[Entries taken from a collection]
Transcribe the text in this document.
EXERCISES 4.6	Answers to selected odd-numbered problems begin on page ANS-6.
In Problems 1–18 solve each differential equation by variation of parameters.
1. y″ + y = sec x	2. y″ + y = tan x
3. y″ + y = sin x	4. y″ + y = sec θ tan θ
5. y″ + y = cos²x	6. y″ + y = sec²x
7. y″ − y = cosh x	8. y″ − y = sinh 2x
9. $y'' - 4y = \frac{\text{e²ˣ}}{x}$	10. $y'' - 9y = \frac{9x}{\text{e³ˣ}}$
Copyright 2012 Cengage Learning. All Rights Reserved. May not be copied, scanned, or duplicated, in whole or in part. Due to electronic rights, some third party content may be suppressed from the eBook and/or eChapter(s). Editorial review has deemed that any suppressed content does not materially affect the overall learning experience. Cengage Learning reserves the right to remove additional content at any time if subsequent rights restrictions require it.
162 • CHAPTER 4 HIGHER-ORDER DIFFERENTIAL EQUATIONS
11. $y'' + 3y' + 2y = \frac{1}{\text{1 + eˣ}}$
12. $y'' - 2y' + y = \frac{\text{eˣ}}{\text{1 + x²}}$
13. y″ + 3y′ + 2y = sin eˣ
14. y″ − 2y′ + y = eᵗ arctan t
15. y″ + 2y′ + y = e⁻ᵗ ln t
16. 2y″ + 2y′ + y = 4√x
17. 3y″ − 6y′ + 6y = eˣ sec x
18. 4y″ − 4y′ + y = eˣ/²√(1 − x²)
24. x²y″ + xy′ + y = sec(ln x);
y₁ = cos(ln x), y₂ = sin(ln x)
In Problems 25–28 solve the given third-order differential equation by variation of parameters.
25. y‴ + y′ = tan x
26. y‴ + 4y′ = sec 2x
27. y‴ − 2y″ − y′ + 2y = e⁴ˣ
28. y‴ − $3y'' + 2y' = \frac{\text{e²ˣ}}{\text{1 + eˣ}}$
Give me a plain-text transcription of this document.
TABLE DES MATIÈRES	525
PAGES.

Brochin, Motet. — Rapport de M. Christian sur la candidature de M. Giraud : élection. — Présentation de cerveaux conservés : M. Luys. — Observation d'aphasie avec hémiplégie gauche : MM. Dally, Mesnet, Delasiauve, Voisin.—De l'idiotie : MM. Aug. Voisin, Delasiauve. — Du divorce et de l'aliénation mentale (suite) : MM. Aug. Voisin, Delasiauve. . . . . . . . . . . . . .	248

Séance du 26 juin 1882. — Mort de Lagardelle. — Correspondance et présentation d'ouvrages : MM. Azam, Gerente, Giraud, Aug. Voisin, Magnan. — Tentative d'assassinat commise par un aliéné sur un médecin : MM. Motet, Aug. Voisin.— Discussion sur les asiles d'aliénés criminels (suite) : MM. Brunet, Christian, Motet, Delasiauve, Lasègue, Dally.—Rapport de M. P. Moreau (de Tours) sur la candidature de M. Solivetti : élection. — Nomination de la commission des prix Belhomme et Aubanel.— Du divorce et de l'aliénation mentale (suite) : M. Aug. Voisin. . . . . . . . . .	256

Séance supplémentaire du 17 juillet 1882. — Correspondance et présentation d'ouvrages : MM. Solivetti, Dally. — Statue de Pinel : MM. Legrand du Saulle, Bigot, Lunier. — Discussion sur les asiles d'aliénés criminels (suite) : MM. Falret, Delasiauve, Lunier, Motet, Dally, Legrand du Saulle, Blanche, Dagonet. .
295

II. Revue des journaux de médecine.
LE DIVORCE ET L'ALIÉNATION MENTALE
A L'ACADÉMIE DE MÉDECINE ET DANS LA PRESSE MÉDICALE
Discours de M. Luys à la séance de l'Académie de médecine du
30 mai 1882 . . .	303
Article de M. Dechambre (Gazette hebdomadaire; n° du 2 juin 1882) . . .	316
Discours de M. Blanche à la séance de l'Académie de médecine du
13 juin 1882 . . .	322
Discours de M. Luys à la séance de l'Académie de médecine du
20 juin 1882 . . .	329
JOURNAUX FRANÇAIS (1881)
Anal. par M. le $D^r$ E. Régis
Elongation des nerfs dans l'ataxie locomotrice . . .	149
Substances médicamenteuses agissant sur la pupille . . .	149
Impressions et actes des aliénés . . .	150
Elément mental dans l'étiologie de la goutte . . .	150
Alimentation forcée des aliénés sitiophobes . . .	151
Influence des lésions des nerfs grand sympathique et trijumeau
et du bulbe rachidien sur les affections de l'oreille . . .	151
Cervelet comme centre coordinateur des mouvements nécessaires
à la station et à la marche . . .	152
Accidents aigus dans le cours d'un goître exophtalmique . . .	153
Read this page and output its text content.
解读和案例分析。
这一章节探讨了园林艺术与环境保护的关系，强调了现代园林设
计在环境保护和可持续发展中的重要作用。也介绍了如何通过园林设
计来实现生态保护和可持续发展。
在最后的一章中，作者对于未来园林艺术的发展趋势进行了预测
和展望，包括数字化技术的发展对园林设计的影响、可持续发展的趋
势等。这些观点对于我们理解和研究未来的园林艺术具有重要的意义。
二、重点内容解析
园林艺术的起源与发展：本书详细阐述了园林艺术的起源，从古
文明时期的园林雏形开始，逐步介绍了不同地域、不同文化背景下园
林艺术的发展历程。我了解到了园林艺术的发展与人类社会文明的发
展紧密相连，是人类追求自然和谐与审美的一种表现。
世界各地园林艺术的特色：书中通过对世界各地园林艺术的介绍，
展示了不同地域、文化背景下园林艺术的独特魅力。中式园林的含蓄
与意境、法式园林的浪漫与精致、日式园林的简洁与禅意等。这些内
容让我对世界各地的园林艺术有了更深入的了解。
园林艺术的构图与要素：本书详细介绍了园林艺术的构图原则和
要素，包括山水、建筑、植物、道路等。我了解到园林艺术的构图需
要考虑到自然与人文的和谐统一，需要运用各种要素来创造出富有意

— Task brief —
From the line that contains "Read this page and output its text content." down to the last line of the listing above, repeat each line exactly, and include nothing else.

— Result of this task —
Read this page and output its text content.
解读和案例分析。
这一章节探讨了园林艺术与环境保护的关系，强调了现代园林设
计在环境保护和可持续发展中的重要作用。也介绍了如何通过园林设
计来实现生态保护和可持续发展。
在最后的一章中，作者对于未来园林艺术的发展趋势进行了预测
和展望，包括数字化技术的发展对园林设计的影响、可持续发展的趋
势等。这些观点对于我们理解和研究未来的园林艺术具有重要的意义。
二、重点内容解析
园林艺术的起源与发展：本书详细阐述了园林艺术的起源，从古
文明时期的园林雏形开始，逐步介绍了不同地域、不同文化背景下园
林艺术的发展历程。我了解到了园林艺术的发展与人类社会文明的发
展紧密相连，是人类追求自然和谐与审美的一种表现。
世界各地园林艺术的特色：书中通过对世界各地园林艺术的介绍，
展示了不同地域、文化背景下园林艺术的独特魅力。中式园林的含蓄
与意境、法式园林的浪漫与精致、日式园林的简洁与禅意等。这些内
容让我对世界各地的园林艺术有了更深入的了解。
园林艺术的构图与要素：本书详细介绍了园林艺术的构图原则和
要素，包括山水、建筑、植物、道路等。我了解到园林艺术的构图需
要考虑到自然与人文的和谐统一，需要运用各种要素来创造出富有意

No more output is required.